== What the exercise asks ==
Return the lines below that carry the word "this".

(Extracted records)
****************
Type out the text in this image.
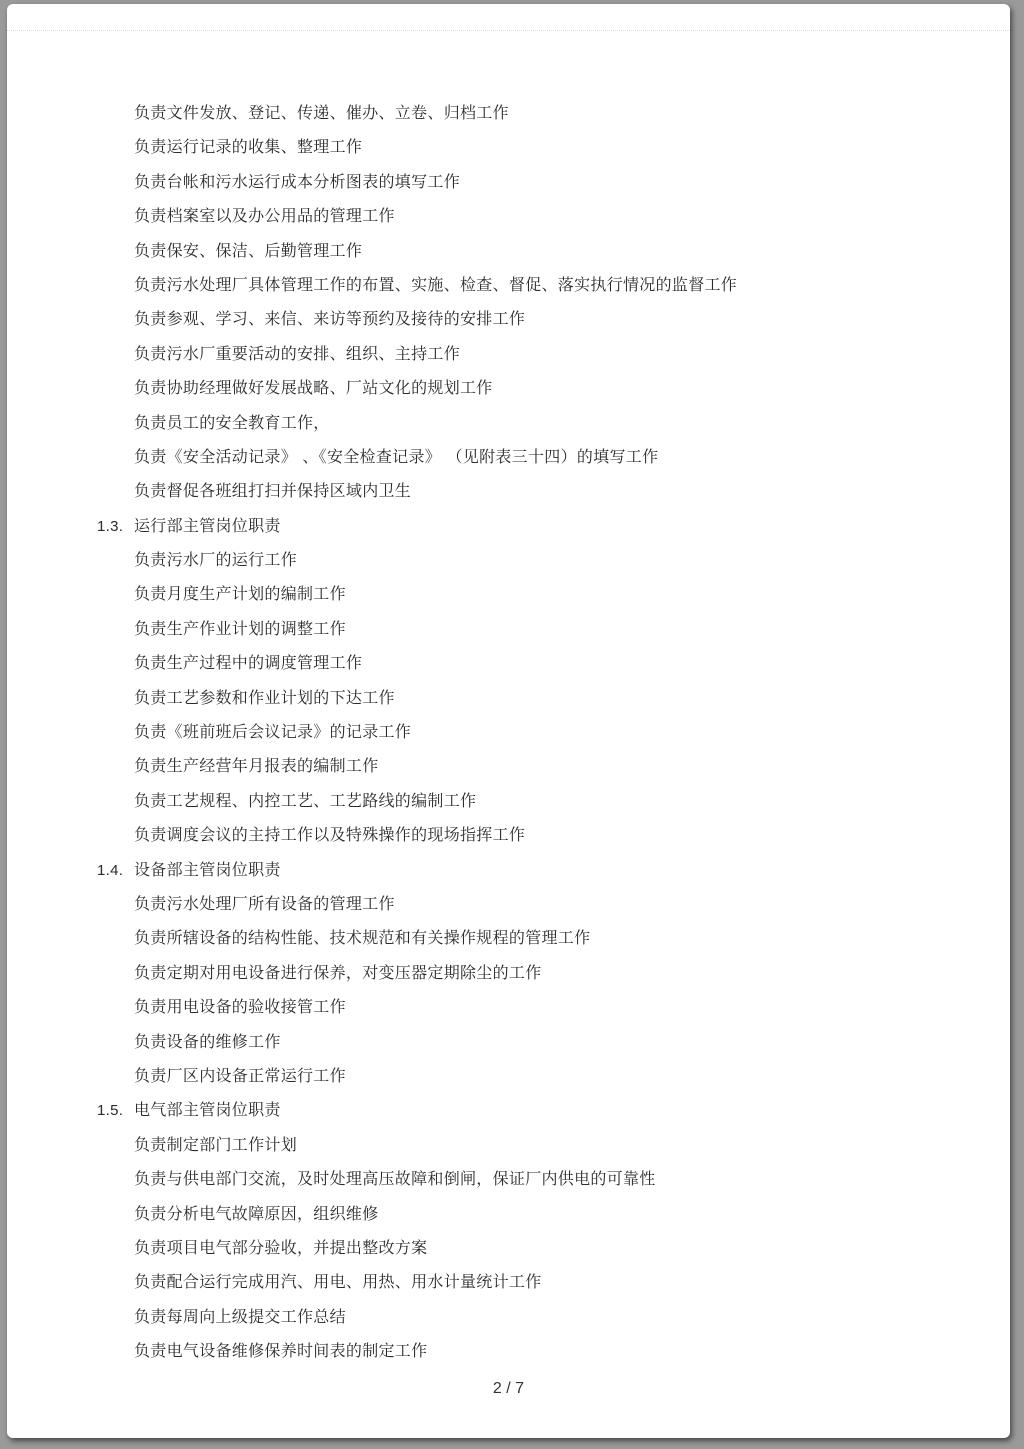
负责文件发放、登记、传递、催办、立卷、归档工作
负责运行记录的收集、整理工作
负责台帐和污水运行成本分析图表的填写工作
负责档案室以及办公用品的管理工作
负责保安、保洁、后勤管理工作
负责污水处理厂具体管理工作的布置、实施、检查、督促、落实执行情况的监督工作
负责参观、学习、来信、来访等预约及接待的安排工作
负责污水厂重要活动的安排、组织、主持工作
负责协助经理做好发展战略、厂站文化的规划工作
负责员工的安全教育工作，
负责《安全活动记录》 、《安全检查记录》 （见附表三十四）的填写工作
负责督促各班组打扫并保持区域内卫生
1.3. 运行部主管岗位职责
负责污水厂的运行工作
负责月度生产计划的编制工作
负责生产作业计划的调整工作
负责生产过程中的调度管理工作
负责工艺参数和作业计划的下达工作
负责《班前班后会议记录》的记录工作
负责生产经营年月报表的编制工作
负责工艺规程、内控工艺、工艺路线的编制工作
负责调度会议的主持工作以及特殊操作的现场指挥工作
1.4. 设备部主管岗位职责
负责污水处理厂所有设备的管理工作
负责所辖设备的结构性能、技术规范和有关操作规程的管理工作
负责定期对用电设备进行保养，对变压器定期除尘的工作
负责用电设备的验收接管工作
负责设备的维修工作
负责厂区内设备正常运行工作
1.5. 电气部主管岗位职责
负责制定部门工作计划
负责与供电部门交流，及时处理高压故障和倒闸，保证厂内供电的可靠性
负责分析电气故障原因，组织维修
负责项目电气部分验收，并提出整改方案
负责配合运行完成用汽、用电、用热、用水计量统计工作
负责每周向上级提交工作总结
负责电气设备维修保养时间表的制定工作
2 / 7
****************
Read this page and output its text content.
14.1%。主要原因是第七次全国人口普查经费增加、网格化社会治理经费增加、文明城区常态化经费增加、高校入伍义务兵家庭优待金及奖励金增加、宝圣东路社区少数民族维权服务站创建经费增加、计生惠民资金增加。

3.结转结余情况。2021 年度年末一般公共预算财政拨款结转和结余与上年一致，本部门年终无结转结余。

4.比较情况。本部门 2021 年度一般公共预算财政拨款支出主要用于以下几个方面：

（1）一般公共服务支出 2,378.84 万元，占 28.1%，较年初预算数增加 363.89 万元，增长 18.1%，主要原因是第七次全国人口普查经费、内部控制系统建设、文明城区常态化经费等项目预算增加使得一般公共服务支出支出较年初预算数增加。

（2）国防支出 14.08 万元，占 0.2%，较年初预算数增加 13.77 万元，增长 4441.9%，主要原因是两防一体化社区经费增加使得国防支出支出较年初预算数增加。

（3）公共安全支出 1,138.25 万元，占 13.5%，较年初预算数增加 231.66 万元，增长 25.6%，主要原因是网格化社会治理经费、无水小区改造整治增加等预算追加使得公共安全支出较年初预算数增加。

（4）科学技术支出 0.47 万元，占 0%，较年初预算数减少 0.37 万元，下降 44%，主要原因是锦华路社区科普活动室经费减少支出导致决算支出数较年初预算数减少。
****************
== The reply ==
Type out the text in this image.
Read this page and output its text content.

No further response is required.